PROBLEM STATEMENT: Look for "quan" in each line of the entries, and return the matching lines.

Dataset items
_ _ _ _
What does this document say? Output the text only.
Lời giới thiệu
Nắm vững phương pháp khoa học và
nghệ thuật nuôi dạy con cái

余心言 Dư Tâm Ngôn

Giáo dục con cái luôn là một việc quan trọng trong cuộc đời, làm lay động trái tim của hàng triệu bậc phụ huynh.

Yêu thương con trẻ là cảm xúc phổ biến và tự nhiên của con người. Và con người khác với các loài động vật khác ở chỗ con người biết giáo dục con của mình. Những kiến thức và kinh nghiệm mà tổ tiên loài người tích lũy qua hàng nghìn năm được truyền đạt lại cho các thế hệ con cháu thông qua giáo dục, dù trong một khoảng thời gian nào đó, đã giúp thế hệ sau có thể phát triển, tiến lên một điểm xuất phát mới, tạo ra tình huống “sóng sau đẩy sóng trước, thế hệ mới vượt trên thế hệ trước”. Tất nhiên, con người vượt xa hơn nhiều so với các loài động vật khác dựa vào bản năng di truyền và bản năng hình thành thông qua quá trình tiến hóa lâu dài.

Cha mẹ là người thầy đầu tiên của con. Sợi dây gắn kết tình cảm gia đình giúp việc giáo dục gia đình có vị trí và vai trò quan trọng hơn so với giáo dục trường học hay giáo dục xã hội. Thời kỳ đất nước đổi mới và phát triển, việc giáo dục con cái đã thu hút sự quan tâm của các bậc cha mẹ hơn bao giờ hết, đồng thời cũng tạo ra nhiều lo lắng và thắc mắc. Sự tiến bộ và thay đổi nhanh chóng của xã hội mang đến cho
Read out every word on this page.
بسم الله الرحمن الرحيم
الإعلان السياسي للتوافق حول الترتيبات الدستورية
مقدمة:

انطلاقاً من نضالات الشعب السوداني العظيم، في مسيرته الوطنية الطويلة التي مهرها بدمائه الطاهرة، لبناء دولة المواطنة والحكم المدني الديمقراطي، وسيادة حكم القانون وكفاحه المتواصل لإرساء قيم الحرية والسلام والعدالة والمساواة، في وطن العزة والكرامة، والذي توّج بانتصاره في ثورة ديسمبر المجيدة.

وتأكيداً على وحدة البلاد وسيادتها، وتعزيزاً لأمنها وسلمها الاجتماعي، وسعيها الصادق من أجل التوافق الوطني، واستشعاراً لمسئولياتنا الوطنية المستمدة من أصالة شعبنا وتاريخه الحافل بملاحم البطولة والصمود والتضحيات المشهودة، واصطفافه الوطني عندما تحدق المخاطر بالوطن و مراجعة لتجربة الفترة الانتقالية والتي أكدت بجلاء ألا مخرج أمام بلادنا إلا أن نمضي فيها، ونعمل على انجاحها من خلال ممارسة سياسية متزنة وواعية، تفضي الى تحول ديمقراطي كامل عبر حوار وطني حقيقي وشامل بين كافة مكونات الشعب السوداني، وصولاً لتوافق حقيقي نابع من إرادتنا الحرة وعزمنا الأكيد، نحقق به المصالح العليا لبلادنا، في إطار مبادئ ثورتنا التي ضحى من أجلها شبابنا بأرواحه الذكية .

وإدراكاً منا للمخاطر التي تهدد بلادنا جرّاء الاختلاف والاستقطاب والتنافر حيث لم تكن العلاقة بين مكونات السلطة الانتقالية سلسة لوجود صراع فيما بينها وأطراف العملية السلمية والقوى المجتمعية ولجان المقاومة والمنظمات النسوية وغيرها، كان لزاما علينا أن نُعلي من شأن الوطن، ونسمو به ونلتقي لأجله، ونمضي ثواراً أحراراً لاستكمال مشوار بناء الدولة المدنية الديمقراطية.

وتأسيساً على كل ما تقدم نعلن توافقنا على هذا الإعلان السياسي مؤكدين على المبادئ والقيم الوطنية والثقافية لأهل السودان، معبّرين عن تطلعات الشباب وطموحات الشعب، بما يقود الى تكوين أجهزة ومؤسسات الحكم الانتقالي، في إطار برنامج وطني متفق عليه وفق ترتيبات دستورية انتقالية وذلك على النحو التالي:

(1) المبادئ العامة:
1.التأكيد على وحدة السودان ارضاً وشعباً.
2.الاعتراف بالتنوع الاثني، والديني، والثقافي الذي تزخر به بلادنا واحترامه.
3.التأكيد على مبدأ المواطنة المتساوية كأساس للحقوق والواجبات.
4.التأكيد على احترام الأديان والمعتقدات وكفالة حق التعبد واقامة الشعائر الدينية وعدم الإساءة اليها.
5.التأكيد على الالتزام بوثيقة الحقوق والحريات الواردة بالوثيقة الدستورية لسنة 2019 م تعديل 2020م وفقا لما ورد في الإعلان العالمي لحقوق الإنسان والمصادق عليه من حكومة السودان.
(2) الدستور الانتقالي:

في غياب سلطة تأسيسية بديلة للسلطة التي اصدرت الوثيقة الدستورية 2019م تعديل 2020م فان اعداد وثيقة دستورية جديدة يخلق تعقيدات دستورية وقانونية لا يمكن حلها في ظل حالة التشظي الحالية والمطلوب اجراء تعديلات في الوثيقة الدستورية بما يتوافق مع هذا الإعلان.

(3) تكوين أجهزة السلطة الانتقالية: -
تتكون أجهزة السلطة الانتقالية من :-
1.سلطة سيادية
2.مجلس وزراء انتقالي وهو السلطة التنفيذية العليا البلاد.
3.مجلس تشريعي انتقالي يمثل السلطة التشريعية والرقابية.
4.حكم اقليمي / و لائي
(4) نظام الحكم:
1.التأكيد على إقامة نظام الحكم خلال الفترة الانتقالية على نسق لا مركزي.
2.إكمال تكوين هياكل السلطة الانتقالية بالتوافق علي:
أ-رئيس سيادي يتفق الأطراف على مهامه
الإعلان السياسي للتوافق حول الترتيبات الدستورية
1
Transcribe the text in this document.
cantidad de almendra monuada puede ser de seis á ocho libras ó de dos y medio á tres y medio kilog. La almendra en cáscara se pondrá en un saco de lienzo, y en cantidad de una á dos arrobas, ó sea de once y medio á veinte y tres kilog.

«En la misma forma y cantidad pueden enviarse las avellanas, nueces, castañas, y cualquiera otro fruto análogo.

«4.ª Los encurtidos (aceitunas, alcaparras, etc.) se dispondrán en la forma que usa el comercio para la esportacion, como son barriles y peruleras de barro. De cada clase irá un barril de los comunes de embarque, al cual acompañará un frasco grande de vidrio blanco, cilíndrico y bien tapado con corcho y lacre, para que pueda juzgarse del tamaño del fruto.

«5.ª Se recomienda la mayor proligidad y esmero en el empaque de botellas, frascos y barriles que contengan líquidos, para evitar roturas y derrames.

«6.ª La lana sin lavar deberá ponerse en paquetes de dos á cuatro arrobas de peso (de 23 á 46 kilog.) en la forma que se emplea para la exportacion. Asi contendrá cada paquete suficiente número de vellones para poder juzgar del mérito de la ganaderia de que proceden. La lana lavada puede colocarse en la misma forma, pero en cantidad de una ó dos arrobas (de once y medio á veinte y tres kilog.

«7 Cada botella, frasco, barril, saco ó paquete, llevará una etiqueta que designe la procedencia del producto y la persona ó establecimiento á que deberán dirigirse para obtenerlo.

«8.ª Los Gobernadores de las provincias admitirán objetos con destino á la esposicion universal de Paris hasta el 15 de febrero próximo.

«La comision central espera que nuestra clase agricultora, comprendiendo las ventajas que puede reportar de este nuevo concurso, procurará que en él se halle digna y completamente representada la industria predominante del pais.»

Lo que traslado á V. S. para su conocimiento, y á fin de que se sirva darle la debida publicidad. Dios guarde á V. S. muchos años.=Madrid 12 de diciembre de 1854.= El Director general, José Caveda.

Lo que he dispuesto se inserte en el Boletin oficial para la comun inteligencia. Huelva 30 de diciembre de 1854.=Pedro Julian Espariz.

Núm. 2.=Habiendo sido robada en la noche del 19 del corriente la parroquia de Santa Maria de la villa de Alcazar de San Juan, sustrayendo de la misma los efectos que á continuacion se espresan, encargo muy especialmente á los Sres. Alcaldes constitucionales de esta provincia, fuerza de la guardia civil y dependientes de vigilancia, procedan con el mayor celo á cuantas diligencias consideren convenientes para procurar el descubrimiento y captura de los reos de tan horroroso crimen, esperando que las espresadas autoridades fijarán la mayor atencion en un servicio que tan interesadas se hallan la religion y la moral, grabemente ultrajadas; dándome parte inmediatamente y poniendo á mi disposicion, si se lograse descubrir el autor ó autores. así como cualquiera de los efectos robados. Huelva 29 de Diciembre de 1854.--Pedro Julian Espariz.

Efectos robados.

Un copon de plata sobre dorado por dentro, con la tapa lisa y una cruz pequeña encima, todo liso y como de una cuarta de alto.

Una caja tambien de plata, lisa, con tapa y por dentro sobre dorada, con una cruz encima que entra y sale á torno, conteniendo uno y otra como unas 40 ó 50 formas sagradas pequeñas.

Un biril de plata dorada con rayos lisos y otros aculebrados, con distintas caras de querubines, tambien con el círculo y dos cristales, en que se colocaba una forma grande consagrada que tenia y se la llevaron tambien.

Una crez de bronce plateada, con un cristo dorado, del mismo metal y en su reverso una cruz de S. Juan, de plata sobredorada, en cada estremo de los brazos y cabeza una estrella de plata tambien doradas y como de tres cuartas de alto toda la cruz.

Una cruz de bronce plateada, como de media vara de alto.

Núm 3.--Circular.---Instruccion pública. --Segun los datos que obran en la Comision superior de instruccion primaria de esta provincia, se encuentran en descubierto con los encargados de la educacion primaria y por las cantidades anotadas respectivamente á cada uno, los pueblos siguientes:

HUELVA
_ _ _ _
OUTPUT FOR THIS EXERCISE:
Giáo dục con cái luôn là một việc quan trọng trong cuộc đời, làm lay động trái tim của hàng triệu bậc phụ huynh.
Cha mẹ là người thầy đầu tiên của con. Sợi dây gắn kết tình cảm gia đình giúp việc giáo dục gia đình có vị trí và vai trò quan trọng hơn so với giáo dục trường học hay giáo dục xã hội. Thời kỳ đất nước đổi mới và phát triển, việc giáo dục con cái đã thu hút sự quan tâm của các bậc cha mẹ hơn bao giờ hết, đồng thời cũng tạo ra nhiều lo lắng và thắc mắc. Sự tiến bộ và thay đổi nhanh chóng của xã hội mang đến cho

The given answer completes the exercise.